▶ [EXERCISE]
Search the data for the word "JSON". Reproduce every line where it is found.

▶ [GIVEN DATA]

— BEGIN —

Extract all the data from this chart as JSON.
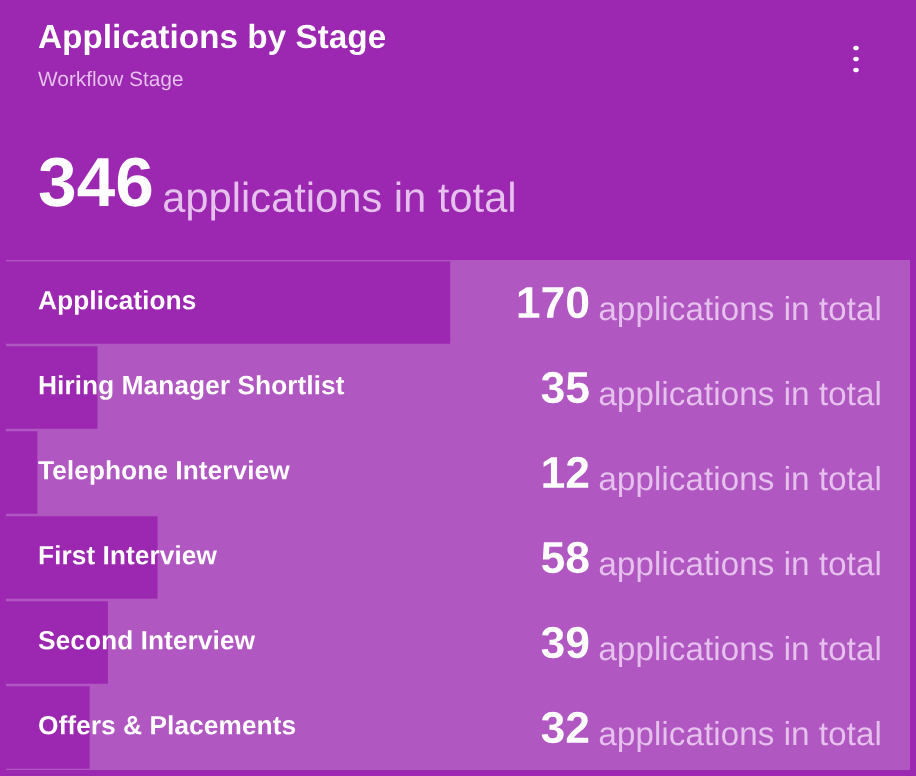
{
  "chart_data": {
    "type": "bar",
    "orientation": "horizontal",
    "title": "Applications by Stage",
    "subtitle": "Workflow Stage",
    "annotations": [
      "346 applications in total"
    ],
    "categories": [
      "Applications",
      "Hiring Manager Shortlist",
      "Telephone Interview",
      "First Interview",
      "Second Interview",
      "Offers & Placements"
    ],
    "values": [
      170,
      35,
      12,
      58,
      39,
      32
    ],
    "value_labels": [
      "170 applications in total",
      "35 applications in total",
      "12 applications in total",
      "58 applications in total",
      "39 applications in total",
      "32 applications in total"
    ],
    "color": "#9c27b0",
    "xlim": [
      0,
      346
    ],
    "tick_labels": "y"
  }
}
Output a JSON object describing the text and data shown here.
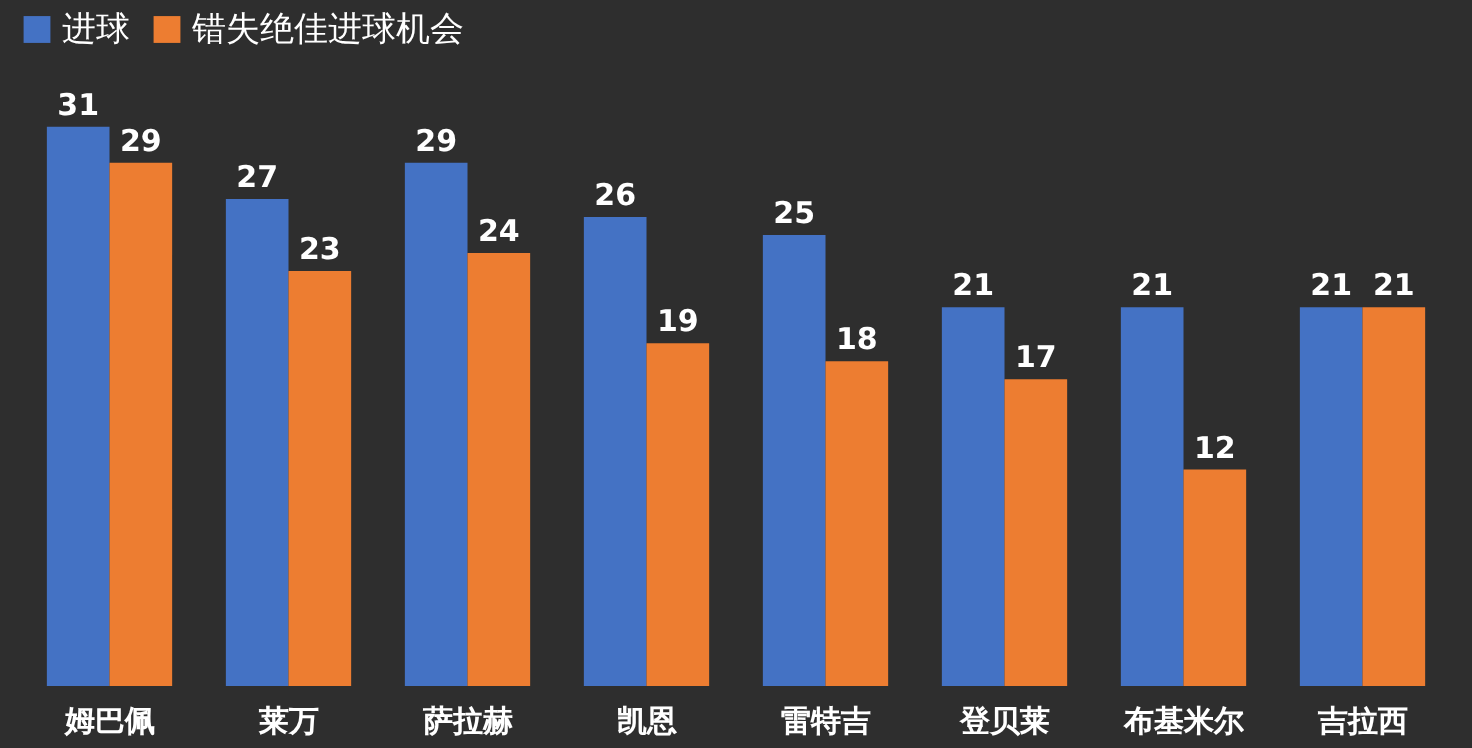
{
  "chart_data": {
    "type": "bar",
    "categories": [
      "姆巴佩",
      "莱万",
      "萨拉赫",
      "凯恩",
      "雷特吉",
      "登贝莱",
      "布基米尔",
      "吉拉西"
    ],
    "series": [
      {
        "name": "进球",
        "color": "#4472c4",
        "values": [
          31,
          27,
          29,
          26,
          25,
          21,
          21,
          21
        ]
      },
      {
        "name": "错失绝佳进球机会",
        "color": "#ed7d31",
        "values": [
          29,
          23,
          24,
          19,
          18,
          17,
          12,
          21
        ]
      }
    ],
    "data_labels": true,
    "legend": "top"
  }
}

— END —

▶ [WRITTEN SOLUTION]
Extract all the data from this chart as JSON.
Output a JSON object describing the text and data shown here.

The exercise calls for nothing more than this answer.